» Text segment:
# I would like to introduce......



## Rudy4747 (Nov 29, 2009)

Our pup her name is Osbond's Redemption call name Ready. We got her at the Norman show but noew i just want to give her a formal intro to GP.
This pic is from the norman Show we went ahead and threw her in there to see how she did.








We ae taking small steps to get her ready to work.
































And this is a good pic of her Sire I think she is going to be alot like him. Osbonds Bossley.


----------



## Mach0 (Mar 28, 2010)

Pretty gal!


----------



## American_Pit13 (Apr 23, 2007)

Nice pup


----------



## Rudy4747 (Nov 29, 2009)

Yeah she is some what related to Your Girls.


----------



## meganc66 (Mar 6, 2009)

She is adorable!!! Her dad sure is a looker!


----------



## angelbaby (Feb 4, 2010)

very pretty , love black dogs , she is gonna be a looker 4 sure.


----------



## aus_staffy (Nov 10, 2009)

Very pretty girl. She's already looking like her sire.


----------



## American_Pit13 (Apr 23, 2007)

Rudy4747 said:


> Yeah she is some what related to Your Girls.


Oh know wander she such a looker  LOL . I love black dogs. I am hoping for at least 1 of the 2 males I am waiting for will come out black


----------



## 9361 (Jun 25, 2009)

I was there when he was trying to make his decision.  And he made a good one! 

She looks like she's gotten a lot bigger Rudy!


----------



## bahamutt99 (May 14, 2008)

*Sorry to delete this post. Needed to clear up attachment space.*


----------



## Rudy4747 (Nov 29, 2009)

Thanks for this pics Linda. I was waiting for them to down load from FB. She is getting bigger now looking more like her dad every day. Holly here is her pedigree you might recognize.couple.of the dogs on the top side.
ONLINE PEDIGREES :: [372216] :: BOSSLEY X RANSOM


----------



## apbtmom76 (Nov 4, 2008)

Awww RUdy she is freakin adorable and I know your wife enjoyed showing her, lol. SHe has gotten bigger, can't wait to see her at Nationals. You did make a great choice and I know Dimikio will be proud. Congrats again


----------



## Rudy4747 (Nov 29, 2009)

D.is.great I send him updates once in a while yeah she will be 11 months at nationals so I can't wait.o see how she does. We will be pulling there too with Dooney. Stinks.though cause it.will be hi second.true competition. He will have to pull with the ace dogs.


----------



## LadyRampage (Apr 11, 2009)

She is beautiful!!!! She comes from some outstanding dogs, if I do say so myself..lol Her sire is off my CH Mandrake dog..lol And of course I have much love for D's dogs..lol


----------



## Rudy4747 (Nov 29, 2009)

I have tons of respect for both you and D. Bring some of the best all around dogs all the time. She is so awesome I been playing with her all weekend being careful not to over do it cause she is young. Every time we stop I give her water and put her up. She scream she just wants more. I am having to keep her in the house right now till I can put the sheet metal between her kennel. She and my other girl can not get along. She cracks me up she already thinks she is a big dog...Lol


----------



## pitbullmamanatl (Jun 1, 2010)

» Parts of the exercise:
• 1. Name every dog that the puppy introduction thread mentions by name, including any in the pedigree line.
• 2. Set down everything in the puppy introduction thread from "## angelbaby (Feb" down to "like her sire.".
• 3. Take the puppy introduction thread further, starting from the point where it stops.
The listing that follows plays no part in this work.

» Dataset excerpts:
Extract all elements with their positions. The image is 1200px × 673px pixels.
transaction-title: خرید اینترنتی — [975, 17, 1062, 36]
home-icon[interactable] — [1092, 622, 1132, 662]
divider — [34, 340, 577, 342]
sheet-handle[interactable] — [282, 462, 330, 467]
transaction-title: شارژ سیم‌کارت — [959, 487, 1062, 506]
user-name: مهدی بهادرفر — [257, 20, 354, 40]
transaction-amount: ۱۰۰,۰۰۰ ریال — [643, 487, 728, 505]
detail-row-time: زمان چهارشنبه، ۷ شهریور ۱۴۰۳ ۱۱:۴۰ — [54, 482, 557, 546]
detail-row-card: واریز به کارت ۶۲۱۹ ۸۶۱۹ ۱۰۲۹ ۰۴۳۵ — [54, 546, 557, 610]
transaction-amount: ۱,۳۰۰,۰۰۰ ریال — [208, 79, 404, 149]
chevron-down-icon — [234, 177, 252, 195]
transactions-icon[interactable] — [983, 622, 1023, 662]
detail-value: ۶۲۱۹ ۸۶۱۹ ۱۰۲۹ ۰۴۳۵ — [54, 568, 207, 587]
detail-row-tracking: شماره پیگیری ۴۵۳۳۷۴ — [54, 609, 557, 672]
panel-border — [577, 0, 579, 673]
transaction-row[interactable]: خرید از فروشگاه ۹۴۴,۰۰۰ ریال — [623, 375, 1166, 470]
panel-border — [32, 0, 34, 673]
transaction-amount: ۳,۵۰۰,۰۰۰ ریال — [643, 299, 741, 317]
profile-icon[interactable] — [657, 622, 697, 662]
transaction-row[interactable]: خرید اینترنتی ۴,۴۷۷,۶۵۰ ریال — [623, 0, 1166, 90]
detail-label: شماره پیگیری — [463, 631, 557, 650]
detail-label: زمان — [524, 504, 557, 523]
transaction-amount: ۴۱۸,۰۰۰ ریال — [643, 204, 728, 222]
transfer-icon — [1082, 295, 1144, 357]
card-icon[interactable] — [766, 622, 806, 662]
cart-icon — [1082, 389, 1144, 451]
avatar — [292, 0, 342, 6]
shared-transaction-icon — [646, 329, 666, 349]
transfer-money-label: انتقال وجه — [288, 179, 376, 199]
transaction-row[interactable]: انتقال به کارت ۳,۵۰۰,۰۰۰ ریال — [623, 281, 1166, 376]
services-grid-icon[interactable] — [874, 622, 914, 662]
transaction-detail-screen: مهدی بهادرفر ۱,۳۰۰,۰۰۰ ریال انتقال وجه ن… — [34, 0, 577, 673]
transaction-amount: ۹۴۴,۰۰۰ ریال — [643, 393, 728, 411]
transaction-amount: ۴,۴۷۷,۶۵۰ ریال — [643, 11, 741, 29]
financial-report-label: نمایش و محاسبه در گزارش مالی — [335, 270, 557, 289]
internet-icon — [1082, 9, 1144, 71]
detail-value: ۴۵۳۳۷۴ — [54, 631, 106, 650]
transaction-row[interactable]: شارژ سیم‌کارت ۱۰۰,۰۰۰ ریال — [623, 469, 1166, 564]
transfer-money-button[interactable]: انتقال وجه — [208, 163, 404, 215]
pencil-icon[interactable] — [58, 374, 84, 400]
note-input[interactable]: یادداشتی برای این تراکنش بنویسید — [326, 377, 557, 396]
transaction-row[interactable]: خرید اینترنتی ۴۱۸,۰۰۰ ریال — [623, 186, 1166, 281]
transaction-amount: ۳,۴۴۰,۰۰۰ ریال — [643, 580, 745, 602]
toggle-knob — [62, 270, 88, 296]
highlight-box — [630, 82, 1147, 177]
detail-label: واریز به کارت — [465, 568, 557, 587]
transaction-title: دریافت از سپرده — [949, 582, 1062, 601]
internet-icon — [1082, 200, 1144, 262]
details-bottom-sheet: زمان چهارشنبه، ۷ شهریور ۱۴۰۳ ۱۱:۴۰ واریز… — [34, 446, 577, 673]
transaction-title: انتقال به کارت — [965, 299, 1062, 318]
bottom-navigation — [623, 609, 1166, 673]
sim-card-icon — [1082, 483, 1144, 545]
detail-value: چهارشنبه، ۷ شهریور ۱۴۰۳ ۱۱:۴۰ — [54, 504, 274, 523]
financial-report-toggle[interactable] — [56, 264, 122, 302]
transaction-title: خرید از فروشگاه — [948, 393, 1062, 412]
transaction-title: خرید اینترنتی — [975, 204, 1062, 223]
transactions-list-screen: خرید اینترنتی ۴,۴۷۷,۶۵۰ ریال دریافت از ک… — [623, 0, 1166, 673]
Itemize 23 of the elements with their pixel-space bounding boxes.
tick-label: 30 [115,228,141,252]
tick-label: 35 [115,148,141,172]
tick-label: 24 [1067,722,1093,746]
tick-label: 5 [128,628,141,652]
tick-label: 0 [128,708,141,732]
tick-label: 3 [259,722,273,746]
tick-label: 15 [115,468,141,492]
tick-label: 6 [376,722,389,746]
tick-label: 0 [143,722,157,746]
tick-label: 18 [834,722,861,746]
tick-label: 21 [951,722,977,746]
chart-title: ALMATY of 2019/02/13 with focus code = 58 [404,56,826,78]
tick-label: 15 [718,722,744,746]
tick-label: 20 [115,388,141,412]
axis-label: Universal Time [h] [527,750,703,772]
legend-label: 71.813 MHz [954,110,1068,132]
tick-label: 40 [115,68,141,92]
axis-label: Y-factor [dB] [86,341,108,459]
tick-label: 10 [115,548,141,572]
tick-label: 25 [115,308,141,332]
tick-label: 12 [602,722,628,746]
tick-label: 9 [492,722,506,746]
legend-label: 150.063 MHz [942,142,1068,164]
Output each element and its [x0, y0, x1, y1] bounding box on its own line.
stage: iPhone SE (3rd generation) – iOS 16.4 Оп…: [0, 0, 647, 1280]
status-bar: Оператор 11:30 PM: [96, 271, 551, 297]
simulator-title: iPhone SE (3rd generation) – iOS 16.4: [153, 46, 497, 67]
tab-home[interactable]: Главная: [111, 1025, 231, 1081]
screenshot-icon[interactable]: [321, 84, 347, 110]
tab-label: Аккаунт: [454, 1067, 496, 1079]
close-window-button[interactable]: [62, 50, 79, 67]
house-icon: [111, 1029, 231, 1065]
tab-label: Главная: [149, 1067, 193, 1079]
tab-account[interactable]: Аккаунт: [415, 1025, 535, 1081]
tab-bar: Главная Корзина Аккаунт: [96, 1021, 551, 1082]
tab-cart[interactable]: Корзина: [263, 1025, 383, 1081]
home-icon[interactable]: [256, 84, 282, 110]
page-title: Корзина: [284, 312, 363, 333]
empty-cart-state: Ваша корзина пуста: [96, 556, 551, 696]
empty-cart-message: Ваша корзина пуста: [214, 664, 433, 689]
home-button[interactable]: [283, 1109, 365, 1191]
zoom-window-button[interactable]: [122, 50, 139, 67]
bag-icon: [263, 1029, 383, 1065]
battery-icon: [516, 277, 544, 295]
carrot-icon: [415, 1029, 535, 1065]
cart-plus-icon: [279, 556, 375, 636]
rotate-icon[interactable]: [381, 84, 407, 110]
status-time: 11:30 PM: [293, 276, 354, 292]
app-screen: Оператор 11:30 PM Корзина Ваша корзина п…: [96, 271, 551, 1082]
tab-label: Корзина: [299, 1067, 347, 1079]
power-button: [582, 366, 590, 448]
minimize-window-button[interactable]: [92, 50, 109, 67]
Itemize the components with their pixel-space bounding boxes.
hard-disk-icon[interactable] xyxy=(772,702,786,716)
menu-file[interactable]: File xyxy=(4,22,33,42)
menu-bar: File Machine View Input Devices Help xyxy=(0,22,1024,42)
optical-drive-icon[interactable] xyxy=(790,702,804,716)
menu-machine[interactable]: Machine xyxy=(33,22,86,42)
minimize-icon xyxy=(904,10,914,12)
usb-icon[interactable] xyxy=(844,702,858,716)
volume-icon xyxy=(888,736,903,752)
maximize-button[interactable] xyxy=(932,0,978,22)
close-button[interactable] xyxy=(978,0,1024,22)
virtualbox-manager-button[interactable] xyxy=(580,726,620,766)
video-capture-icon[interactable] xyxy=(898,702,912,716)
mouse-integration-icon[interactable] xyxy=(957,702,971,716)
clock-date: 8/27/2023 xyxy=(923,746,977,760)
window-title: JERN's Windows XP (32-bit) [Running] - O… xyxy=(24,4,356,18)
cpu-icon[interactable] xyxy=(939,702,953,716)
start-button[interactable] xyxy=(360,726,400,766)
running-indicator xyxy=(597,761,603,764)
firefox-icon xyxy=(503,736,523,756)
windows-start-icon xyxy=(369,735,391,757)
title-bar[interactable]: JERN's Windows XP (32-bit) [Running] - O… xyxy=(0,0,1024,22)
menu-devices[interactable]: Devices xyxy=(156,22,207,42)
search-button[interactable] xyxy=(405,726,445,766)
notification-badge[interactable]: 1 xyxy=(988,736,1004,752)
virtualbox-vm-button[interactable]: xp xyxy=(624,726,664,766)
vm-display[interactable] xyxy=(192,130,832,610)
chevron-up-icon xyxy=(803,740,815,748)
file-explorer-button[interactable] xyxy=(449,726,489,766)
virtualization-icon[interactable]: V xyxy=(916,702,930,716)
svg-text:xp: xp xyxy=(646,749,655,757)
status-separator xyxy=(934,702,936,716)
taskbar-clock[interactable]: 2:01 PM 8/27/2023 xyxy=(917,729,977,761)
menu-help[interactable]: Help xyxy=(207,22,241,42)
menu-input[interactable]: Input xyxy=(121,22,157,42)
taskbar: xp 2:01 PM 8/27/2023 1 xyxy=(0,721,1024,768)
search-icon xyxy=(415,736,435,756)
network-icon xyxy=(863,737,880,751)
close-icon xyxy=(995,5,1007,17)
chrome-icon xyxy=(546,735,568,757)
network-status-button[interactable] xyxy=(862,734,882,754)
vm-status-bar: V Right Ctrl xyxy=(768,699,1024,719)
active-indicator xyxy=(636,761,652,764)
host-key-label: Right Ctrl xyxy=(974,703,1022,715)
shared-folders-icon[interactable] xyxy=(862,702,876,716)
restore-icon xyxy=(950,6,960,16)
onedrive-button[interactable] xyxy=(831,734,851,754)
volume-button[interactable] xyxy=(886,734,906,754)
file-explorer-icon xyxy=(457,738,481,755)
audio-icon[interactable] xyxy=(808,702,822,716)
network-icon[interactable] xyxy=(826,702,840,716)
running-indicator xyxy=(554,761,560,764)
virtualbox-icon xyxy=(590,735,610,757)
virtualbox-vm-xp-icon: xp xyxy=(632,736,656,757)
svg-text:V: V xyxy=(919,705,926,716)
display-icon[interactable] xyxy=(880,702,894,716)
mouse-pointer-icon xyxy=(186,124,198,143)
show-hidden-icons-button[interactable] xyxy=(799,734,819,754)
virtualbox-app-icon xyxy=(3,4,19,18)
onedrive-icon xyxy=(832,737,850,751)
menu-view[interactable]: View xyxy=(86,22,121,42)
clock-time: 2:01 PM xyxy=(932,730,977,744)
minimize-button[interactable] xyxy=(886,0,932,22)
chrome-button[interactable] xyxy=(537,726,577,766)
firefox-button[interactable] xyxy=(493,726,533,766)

» Task-by-task results:
• 1.
- Osbond's Redemption (call name Ready)
- Osbonds Bossley
- Ransom
- Dooney
- CH Mandrake

• 2.
## angelbaby (Feb 4, 2010)

very pretty , love black dogs , she is gonna be a looker 4 sure.


----------



## aus_staffy (Nov 10, 2009)

Very pretty girl. She's already looking like her sire.

• 3.
Love her Rudy!


----------



## JayHawk (Apr 4, 2010)

great looking pup Rudy, Im sure she will do very well for you


----------



## Rudy4747 (Nov 29, 2009)

pitbullmamanatl said:


> Love her Rudy!


Thank you We love her.



JayHawk said:


> great looking pup Rudy, Im sure she will do very well for you


Thanks a lot Hope she can compete with that lil girl you guys have one day..lol
How things go in Colorado? i heard not to many dog out there. You guys must of won it all........


----------



## Sadie (Jun 18, 2008)

Rudy4747 said:


> Thanks for this pics Linda. I was waiting for them to down load from FB. She is getting bigger now looking more like her dad every day. Holly here is her pedigree you might recognize.couple.of the dogs on the top side.
> ONLINE PEDIGREES :: [372216] :: BOSSLEY X RANSOM


I really like the bottom half of the ped. Sheri has some nice sorrells dogs. Congrat's on your new pup she sure is a cute little thing. Should be a nice dog.


----------



## Rudy4747 (Nov 29, 2009)

Thanks. Hope so I had been looking into the Sorrels dogs for a while now. She is great so far. Only time can tell but she has good potential.


----------



## Sadie (Jun 18, 2008)

Yes I remember you telling me that.. Sorrells is a fantastic bloodline and a great cross. Sheri the one who bred your pup's dam has some outstanding dogs that do well in the ADBA she is a good breeder and dog woman. Marty got wild bill from her. Good Luck with your pup!


----------



## Rudy4747 (Nov 29, 2009)

Yeah if i am not mistaken I think she may have got a pup from this litter. Thanks a lot. i have a question for you can i pm you?


----------



## Sadie (Jun 18, 2008)

I pm'd you


----------



## dixieland (Aug 14, 2009)

She's a good looking gal.I can't wait to see what she does in the future!


----------



## Rudy4747 (Nov 29, 2009)

^^ Thanks we have plans for her to be a very active lil doggy.


----------



## apbtmom76 (Nov 4, 2008)

Rudy4747 said:


> D.is.great I send him updates once in a while yeah she will be 11 months at nationals so I can't wait.o see how she does. We will be pulling there too with Dooney. Stinks.though cause it.will be hi second.true competition. He will have to pull with the ace dogs.


Yeah I enjoy chatting with Dimikio and his wife. And we won't be inthe same age class which I knew but I can't wait to see how she does at Nationals, is your wife gonna show her again? And Dooney will rock the track you know that. Keep it up bro, she is a good lookin girl


----------



## Rudy4747 (Nov 29, 2009)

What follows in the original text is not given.